**Task prompt**
Write out every entry exactly as given, but omit the pictures.

**Extracted entries**
"""

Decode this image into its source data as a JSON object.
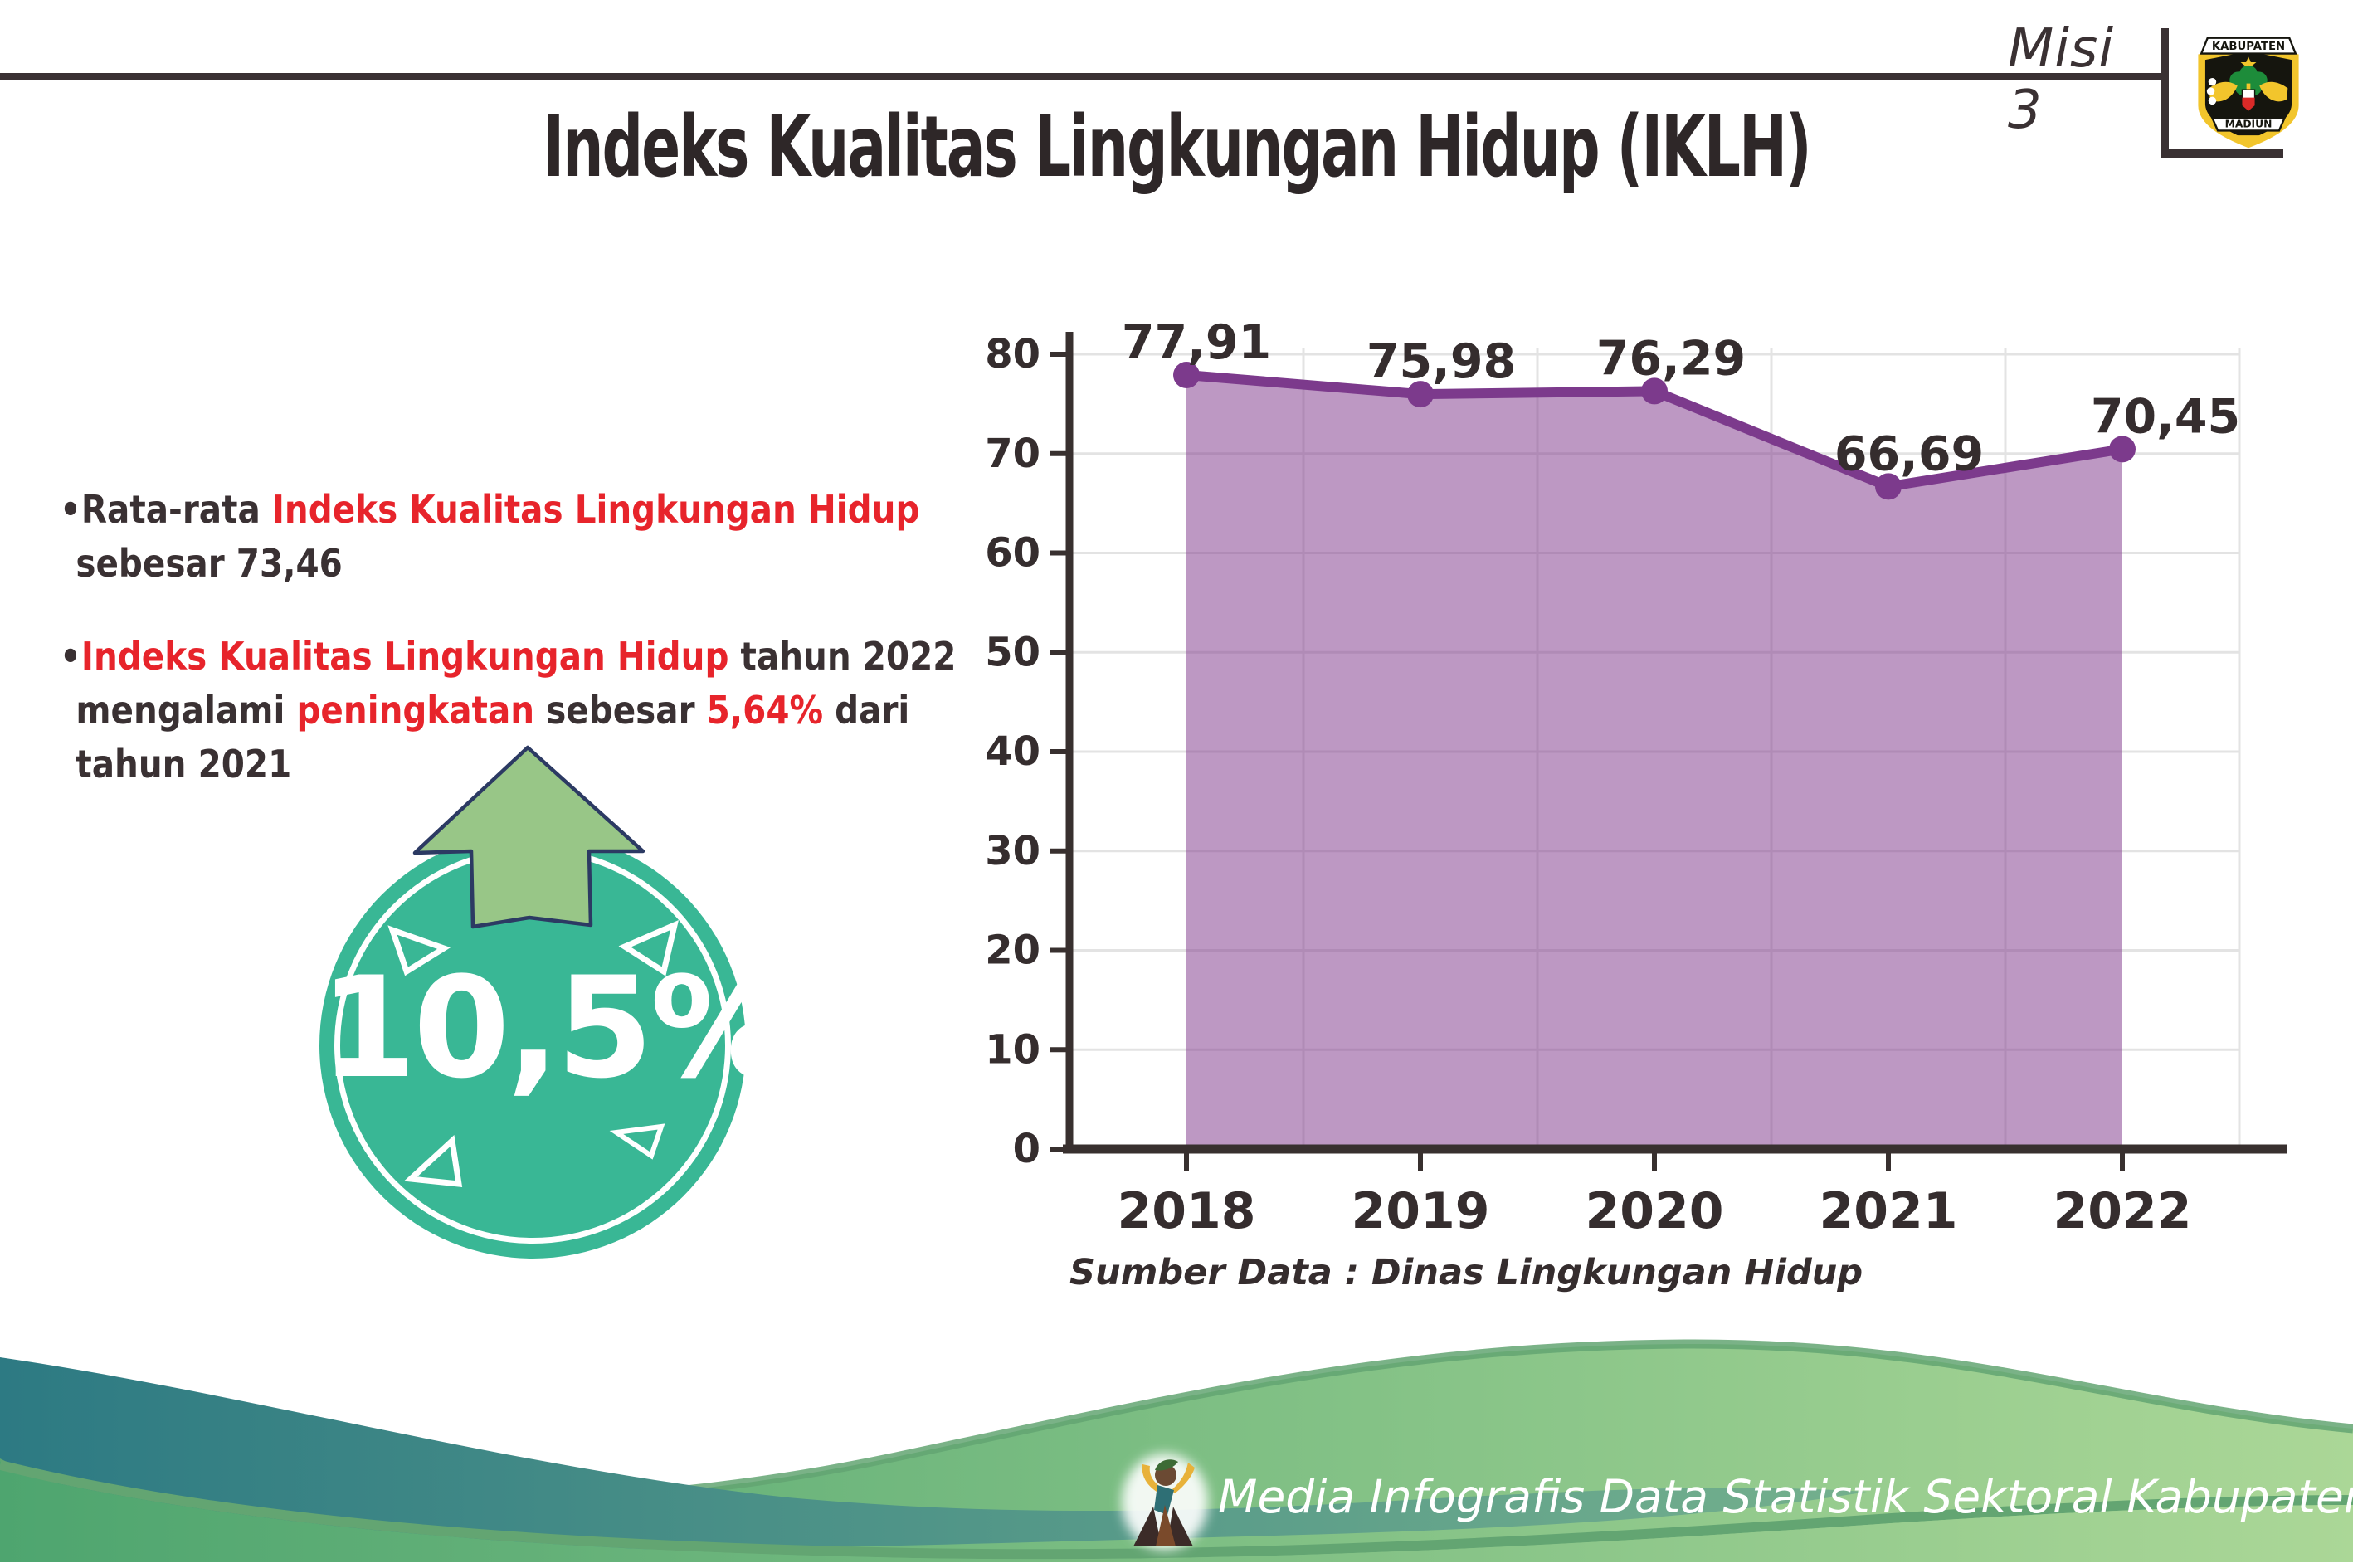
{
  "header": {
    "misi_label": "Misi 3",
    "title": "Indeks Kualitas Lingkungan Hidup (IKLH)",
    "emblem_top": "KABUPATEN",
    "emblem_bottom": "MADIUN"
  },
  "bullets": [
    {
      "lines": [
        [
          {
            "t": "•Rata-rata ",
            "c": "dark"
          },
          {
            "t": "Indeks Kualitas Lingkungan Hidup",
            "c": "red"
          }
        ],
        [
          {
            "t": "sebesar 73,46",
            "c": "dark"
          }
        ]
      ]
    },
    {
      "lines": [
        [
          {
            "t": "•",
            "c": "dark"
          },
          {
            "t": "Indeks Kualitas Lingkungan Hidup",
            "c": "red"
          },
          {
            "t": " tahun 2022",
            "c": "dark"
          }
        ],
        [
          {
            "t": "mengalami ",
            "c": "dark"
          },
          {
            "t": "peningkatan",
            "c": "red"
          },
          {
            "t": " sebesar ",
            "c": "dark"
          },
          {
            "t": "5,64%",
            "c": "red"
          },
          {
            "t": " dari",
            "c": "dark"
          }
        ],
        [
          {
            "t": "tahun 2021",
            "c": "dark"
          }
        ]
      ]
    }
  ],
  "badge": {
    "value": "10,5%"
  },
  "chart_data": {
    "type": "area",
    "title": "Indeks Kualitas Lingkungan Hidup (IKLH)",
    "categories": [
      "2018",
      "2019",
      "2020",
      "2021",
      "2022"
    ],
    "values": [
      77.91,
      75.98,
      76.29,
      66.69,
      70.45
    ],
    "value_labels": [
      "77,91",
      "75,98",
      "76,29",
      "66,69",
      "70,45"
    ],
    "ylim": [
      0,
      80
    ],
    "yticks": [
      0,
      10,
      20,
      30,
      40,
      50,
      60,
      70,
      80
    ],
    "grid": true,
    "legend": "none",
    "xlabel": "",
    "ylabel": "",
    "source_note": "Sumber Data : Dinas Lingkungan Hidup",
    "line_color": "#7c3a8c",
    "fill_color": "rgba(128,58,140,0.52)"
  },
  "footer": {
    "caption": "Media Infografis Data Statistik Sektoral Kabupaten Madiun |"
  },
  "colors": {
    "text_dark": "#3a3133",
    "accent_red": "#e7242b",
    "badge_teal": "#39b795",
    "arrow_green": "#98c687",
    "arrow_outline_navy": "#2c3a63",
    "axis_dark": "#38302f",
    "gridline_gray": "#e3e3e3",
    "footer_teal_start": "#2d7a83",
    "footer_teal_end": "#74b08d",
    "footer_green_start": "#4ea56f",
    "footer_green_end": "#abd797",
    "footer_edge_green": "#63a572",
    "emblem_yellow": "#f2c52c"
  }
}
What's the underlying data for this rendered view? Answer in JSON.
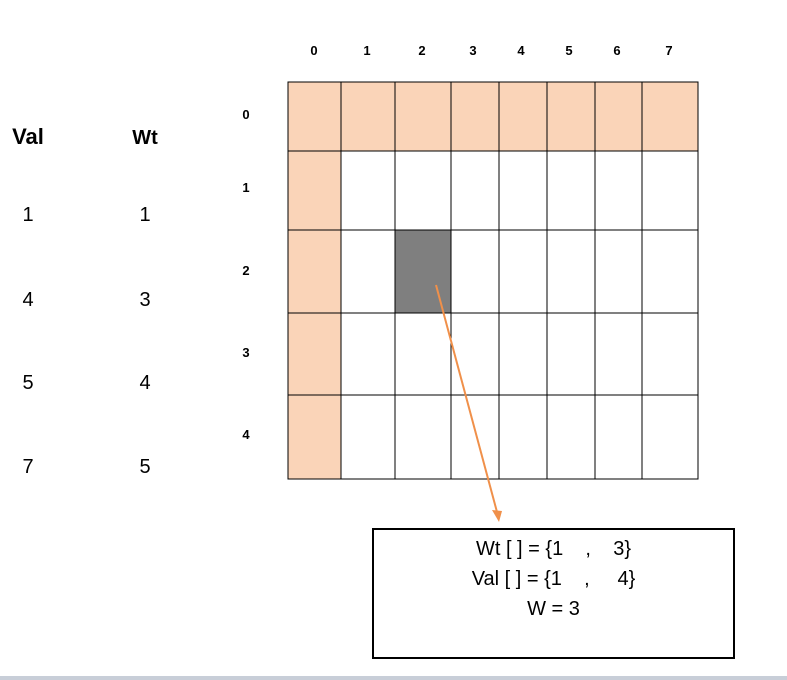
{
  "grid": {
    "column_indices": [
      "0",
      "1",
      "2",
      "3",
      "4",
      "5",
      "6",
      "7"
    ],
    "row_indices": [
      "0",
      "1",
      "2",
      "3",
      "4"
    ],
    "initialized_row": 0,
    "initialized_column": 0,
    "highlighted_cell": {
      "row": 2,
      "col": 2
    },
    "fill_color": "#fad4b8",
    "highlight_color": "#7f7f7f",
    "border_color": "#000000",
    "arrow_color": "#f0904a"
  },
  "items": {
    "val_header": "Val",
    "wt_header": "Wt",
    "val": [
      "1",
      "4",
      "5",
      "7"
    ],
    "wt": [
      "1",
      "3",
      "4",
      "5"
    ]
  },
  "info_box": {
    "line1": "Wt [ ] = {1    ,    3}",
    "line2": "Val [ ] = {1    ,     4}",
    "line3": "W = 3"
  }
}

"""

**Result**
Decode this image into its source data as a JSON object.
{
  "header": {
    "misi_label": "Misi 3",
    "title": "Indeks Kualitas Lingkungan Hidup (IKLH)",
    "emblem_top": "KABUPATEN",
    "emblem_bottom": "MADIUN"
  },
  "bullets": [
    {
      "lines": [
        [
          {
            "t": "•Rata-rata ",
            "c": "dark"
          },
          {
            "t": "Indeks Kualitas Lingkungan Hidup",
            "c": "red"
          }
        ],
        [
          {
            "t": "sebesar 73,46",
            "c": "dark"
          }
        ]
      ]
    },
    {
      "lines": [
        [
          {
            "t": "•",
            "c": "dark"
          },
          {
            "t": "Indeks Kualitas Lingkungan Hidup",
            "c": "red"
          },
          {
            "t": " tahun 2022",
            "c": "dark"
          }
        ],
        [
          {
            "t": "mengalami ",
            "c": "dark"
          },
          {
            "t": "peningkatan",
            "c": "red"
          },
          {
            "t": " sebesar ",
            "c": "dark"
          },
          {
            "t": "5,64%",
            "c": "red"
          },
          {
            "t": " dari",
            "c": "dark"
          }
        ],
        [
          {
            "t": "tahun 2021",
            "c": "dark"
          }
        ]
      ]
    }
  ],
  "badge": {
    "value": "10,5%"
  },
  "chart_data": {
    "type": "area",
    "title": "Indeks Kualitas Lingkungan Hidup (IKLH)",
    "categories": [
      "2018",
      "2019",
      "2020",
      "2021",
      "2022"
    ],
    "values": [
      77.91,
      75.98,
      76.29,
      66.69,
      70.45
    ],
    "value_labels": [
      "77,91",
      "75,98",
      "76,29",
      "66,69",
      "70,45"
    ],
    "ylim": [
      0,
      80
    ],
    "yticks": [
      0,
      10,
      20,
      30,
      40,
      50,
      60,
      70,
      80
    ],
    "grid": true,
    "legend": "none",
    "xlabel": "",
    "ylabel": "",
    "source_note": "Sumber Data : Dinas Lingkungan Hidup",
    "line_color": "#7c3a8c",
    "fill_color": "rgba(128,58,140,0.52)"
  },
  "footer": {
    "caption": "Media Infografis Data Statistik Sektoral Kabupaten Madiun |"
  },
  "colors": {
    "text_dark": "#3a3133",
    "accent_red": "#e7242b",
    "badge_teal": "#39b795",
    "arrow_green": "#98c687",
    "arrow_outline_navy": "#2c3a63",
    "axis_dark": "#38302f",
    "gridline_gray": "#e3e3e3",
    "footer_teal_start": "#2d7a83",
    "footer_teal_end": "#74b08d",
    "footer_green_start": "#4ea56f",
    "footer_green_end": "#abd797",
    "footer_edge_green": "#63a572",
    "emblem_yellow": "#f2c52c"
  }
}
What's the underlying data for this rendered view? Answer in JSON.
{
  "grid": {
    "column_indices": [
      "0",
      "1",
      "2",
      "3",
      "4",
      "5",
      "6",
      "7"
    ],
    "row_indices": [
      "0",
      "1",
      "2",
      "3",
      "4"
    ],
    "initialized_row": 0,
    "initialized_column": 0,
    "highlighted_cell": {
      "row": 2,
      "col": 2
    },
    "fill_color": "#fad4b8",
    "highlight_color": "#7f7f7f",
    "border_color": "#000000",
    "arrow_color": "#f0904a"
  },
  "items": {
    "val_header": "Val",
    "wt_header": "Wt",
    "val": [
      "1",
      "4",
      "5",
      "7"
    ],
    "wt": [
      "1",
      "3",
      "4",
      "5"
    ]
  },
  "info_box": {
    "line1": "Wt [ ] = {1    ,    3}",
    "line2": "Val [ ] = {1    ,     4}",
    "line3": "W = 3"
  }
}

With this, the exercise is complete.